◆ Directive:
Where a line of the listing below includes the word "structured", reproduce that line.

◆ Data shown:
++++++++++++++++++++

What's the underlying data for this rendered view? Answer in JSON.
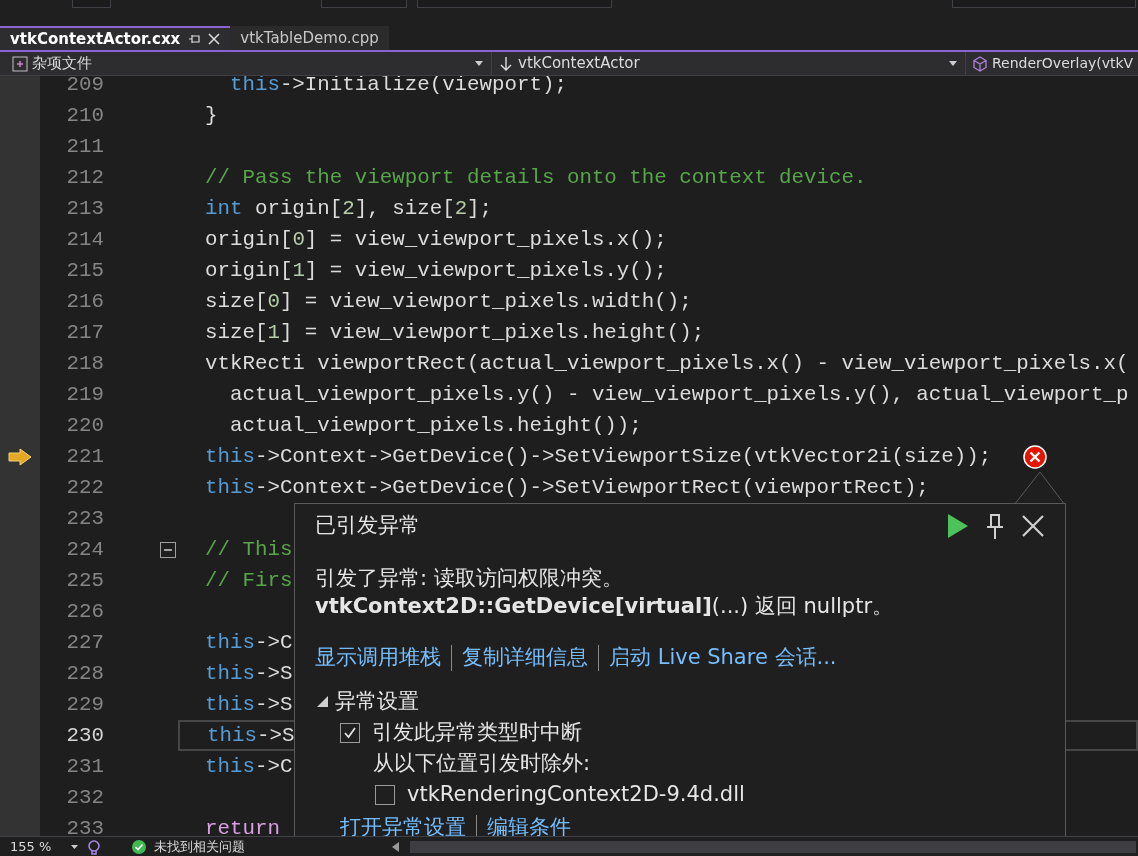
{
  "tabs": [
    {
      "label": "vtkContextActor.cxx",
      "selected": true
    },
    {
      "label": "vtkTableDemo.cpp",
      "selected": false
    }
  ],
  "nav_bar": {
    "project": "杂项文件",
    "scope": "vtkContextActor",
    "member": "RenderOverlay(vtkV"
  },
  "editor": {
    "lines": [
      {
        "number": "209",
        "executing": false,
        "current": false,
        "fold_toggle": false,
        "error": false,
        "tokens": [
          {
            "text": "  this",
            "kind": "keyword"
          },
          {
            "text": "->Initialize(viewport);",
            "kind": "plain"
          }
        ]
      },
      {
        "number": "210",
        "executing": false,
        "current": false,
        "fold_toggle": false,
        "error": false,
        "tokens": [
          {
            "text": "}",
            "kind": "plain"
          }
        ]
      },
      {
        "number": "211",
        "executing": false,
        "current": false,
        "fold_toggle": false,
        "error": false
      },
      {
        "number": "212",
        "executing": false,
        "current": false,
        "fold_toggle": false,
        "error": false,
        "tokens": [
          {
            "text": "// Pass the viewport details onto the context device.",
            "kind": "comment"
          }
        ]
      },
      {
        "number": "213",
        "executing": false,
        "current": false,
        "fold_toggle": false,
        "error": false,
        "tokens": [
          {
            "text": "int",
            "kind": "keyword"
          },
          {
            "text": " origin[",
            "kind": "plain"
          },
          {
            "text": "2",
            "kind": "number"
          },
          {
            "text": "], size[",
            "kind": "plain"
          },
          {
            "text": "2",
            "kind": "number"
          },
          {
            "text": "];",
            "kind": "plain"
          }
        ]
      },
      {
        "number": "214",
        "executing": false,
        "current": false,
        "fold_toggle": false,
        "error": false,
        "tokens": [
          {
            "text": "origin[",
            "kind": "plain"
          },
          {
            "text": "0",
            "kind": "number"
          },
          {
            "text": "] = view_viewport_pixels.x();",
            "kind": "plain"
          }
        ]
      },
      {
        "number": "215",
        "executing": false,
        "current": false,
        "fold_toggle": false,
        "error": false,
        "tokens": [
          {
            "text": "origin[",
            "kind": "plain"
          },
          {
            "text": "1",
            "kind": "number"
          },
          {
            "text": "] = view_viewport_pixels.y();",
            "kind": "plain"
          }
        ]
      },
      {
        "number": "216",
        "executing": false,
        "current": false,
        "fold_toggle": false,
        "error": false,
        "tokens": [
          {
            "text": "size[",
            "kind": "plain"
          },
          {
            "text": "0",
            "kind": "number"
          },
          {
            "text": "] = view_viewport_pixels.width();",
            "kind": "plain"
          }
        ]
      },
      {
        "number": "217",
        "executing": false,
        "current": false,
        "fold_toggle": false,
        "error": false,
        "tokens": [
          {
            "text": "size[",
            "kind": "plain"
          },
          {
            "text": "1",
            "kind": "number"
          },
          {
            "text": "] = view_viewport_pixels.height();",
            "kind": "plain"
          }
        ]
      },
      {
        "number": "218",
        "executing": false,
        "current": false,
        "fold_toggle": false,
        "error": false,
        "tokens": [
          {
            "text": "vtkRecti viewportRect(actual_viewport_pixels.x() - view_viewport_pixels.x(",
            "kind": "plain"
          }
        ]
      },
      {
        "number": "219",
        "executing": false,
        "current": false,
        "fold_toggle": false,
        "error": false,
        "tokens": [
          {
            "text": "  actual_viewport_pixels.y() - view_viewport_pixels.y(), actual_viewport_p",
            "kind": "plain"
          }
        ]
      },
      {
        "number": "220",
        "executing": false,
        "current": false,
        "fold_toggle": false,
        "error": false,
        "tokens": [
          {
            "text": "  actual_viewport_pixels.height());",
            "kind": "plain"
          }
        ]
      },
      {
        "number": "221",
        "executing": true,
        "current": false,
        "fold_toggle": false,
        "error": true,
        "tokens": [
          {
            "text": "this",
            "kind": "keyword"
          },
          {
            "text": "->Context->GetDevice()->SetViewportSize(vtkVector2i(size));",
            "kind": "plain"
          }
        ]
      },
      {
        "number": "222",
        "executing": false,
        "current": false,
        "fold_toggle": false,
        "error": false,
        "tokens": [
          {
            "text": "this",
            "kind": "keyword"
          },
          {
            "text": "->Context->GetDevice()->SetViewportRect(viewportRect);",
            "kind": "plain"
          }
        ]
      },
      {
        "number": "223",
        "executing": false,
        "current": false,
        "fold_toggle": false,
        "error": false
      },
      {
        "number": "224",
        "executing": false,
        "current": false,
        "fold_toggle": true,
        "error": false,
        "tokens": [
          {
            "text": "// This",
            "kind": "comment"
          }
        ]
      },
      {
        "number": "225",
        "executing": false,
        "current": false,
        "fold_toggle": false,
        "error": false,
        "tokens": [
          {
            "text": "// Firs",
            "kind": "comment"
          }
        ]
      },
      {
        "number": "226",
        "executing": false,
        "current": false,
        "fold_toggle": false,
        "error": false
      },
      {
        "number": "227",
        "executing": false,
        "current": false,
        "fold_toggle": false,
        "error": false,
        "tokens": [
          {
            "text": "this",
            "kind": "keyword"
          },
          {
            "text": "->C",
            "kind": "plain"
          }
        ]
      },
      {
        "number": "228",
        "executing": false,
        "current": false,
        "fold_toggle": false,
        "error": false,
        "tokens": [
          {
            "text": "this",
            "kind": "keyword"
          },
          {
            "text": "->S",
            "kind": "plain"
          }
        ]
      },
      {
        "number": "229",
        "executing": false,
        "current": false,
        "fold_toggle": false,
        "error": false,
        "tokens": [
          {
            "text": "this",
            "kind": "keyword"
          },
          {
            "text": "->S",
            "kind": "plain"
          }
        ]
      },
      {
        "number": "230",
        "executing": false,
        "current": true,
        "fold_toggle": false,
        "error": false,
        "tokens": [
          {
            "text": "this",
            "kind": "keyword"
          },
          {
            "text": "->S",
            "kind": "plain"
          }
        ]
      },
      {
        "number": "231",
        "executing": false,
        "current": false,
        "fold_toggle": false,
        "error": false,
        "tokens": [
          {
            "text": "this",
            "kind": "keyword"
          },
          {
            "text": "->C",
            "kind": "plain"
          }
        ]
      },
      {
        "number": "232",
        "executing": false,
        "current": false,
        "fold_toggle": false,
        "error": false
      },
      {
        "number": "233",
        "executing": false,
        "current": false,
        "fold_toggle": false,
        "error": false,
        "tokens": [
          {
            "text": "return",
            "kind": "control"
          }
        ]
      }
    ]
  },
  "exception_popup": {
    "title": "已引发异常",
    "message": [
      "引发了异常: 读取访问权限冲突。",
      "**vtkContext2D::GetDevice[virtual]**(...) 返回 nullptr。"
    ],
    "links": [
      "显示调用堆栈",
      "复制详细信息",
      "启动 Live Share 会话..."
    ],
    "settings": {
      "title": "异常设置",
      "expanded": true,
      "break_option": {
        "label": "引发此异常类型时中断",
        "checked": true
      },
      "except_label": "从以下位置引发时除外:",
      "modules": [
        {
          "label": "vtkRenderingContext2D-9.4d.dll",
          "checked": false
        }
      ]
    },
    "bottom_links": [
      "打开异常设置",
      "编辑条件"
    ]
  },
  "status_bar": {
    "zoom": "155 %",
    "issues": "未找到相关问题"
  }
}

++++++++++++++++++++

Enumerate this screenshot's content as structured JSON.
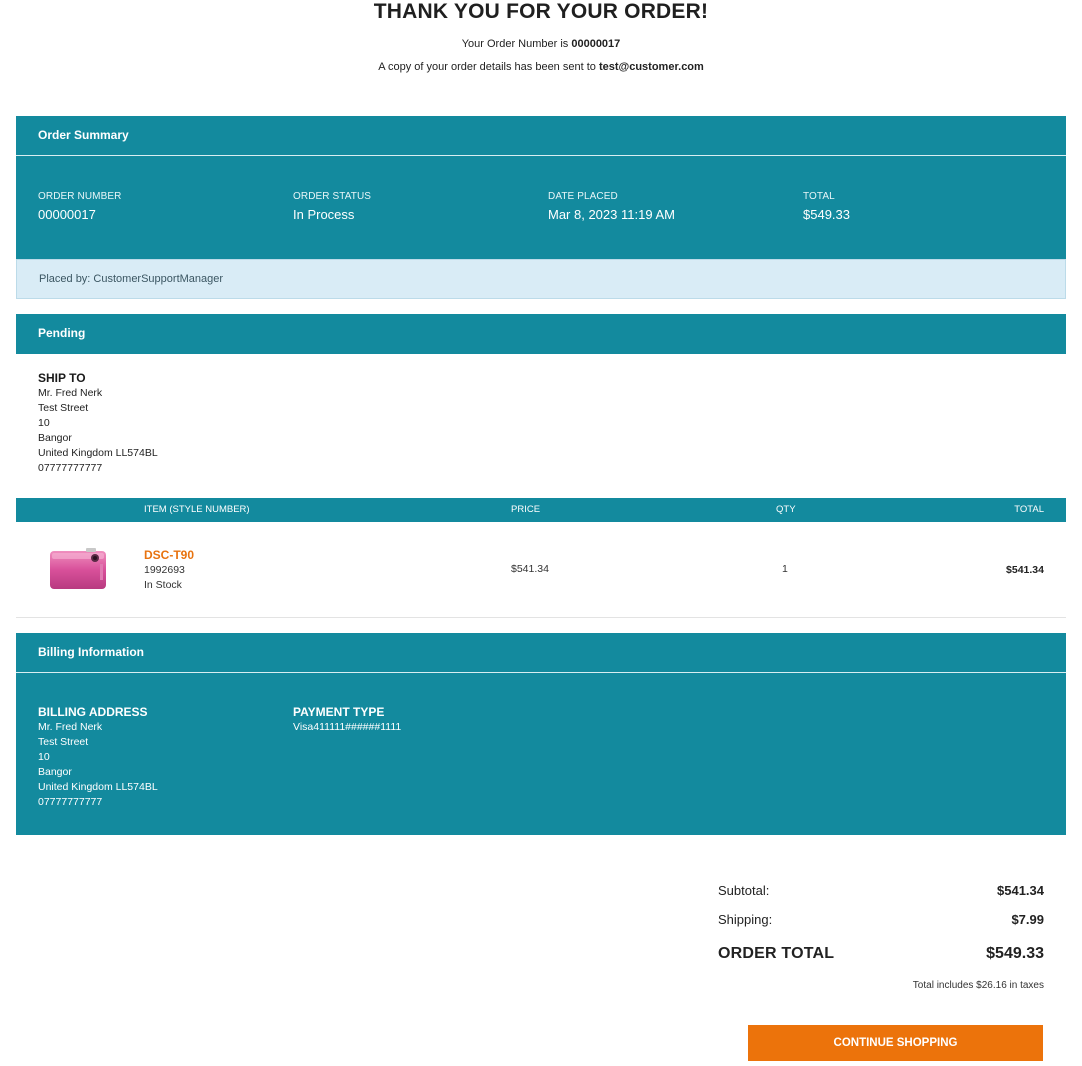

++++++++++++++++++++

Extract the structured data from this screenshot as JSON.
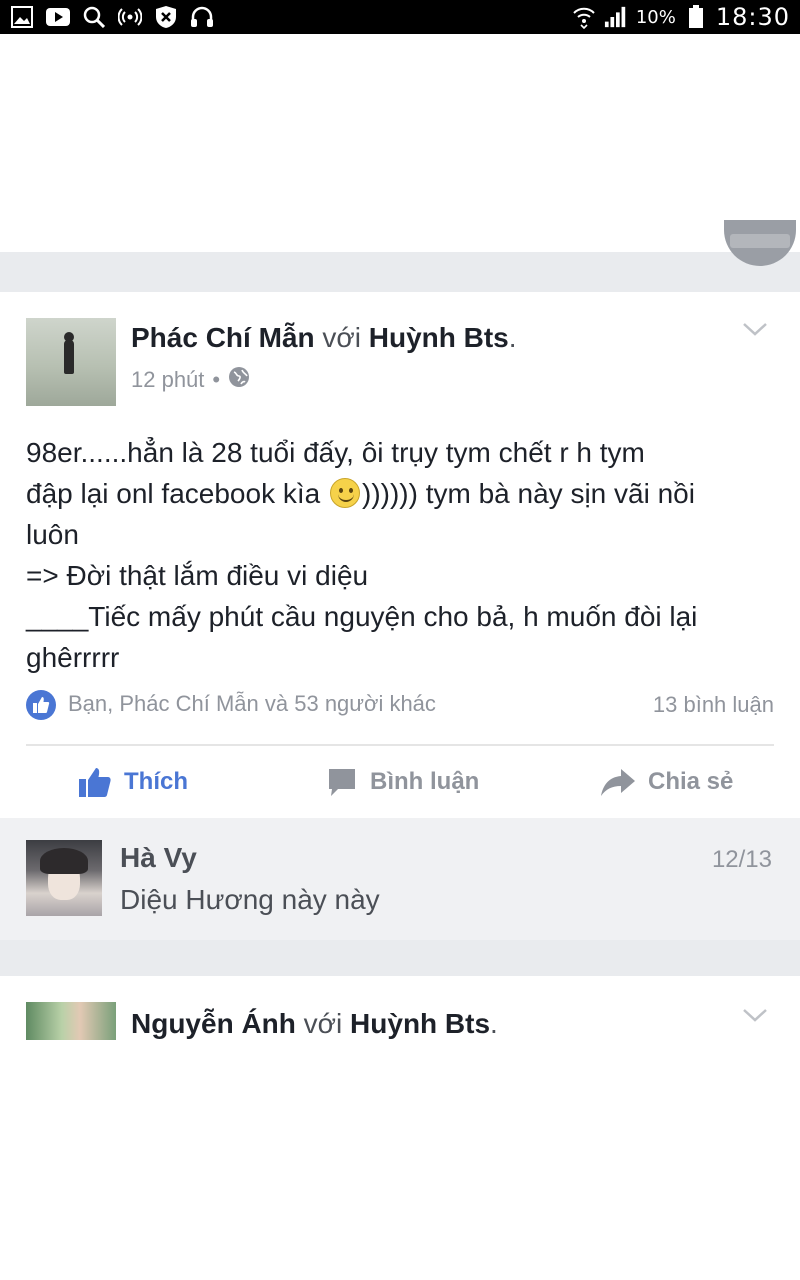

++++++++++++++++++++

◆ Correct response:
Enumerate this screenshot's content as structured JSON.
Extract the structured data from this screenshot as JSON.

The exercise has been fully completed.